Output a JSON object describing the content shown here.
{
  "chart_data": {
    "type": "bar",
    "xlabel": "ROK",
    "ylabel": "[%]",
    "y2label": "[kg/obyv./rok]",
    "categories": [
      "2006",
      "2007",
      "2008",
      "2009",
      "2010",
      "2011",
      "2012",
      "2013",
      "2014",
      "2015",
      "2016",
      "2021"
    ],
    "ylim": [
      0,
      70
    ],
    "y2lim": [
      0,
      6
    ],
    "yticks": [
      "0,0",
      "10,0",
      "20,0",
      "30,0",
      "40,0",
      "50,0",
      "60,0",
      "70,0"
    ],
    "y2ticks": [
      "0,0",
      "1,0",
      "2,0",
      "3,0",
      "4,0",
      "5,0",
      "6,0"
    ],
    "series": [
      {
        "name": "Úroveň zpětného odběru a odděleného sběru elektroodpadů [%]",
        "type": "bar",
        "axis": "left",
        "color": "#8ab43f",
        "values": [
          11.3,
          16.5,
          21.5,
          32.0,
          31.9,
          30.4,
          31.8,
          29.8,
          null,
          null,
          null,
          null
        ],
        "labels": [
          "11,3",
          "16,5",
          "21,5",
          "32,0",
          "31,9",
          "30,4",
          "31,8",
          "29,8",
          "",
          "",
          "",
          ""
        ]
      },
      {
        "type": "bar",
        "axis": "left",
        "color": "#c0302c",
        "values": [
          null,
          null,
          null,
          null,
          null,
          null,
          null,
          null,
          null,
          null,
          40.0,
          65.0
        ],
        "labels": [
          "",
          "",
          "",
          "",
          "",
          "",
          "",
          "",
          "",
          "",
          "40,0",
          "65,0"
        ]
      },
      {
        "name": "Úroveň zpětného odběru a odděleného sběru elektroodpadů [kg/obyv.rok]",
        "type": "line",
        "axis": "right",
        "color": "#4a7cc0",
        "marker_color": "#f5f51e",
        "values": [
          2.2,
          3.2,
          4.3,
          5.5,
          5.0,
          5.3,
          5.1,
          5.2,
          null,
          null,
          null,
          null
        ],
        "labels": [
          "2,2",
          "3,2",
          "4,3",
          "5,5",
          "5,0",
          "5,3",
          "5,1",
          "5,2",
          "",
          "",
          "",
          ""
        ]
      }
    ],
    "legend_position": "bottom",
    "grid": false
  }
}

◇ ◇ ◇ ◇ ◇

__What you have to do__. The full set of records should be duplicated exactly.

__Complete output__.
Output a JSON object describing the content shown here.
{
  "chart_data": {
    "type": "bar",
    "xlabel": "ROK",
    "ylabel": "[%]",
    "y2label": "[kg/obyv./rok]",
    "categories": [
      "2006",
      "2007",
      "2008",
      "2009",
      "2010",
      "2011",
      "2012",
      "2013",
      "2014",
      "2015",
      "2016",
      "2021"
    ],
    "ylim": [
      0,
      70
    ],
    "y2lim": [
      0,
      6
    ],
    "yticks": [
      "0,0",
      "10,0",
      "20,0",
      "30,0",
      "40,0",
      "50,0",
      "60,0",
      "70,0"
    ],
    "y2ticks": [
      "0,0",
      "1,0",
      "2,0",
      "3,0",
      "4,0",
      "5,0",
      "6,0"
    ],
    "series": [
      {
        "name": "Úroveň zpětného odběru a odděleného sběru elektroodpadů [%]",
        "type": "bar",
        "axis": "left",
        "color": "#8ab43f",
        "values": [
          11.3,
          16.5,
          21.5,
          32.0,
          31.9,
          30.4,
          31.8,
          29.8,
          null,
          null,
          null,
          null
        ],
        "labels": [
          "11,3",
          "16,5",
          "21,5",
          "32,0",
          "31,9",
          "30,4",
          "31,8",
          "29,8",
          "",
          "",
          "",
          ""
        ]
      },
      {
        "type": "bar",
        "axis": "left",
        "color": "#c0302c",
        "values": [
          null,
          null,
          null,
          null,
          null,
          null,
          null,
          null,
          null,
          null,
          40.0,
          65.0
        ],
        "labels": [
          "",
          "",
          "",
          "",
          "",
          "",
          "",
          "",
          "",
          "",
          "40,0",
          "65,0"
        ]
      },
      {
        "name": "Úroveň zpětného odběru a odděleného sběru elektroodpadů [kg/obyv.rok]",
        "type": "line",
        "axis": "right",
        "color": "#4a7cc0",
        "marker_color": "#f5f51e",
        "values": [
          2.2,
          3.2,
          4.3,
          5.5,
          5.0,
          5.3,
          5.1,
          5.2,
          null,
          null,
          null,
          null
        ],
        "labels": [
          "2,2",
          "3,2",
          "4,3",
          "5,5",
          "5,0",
          "5,3",
          "5,1",
          "5,2",
          "",
          "",
          "",
          ""
        ]
      }
    ],
    "legend_position": "bottom",
    "grid": false
  }
}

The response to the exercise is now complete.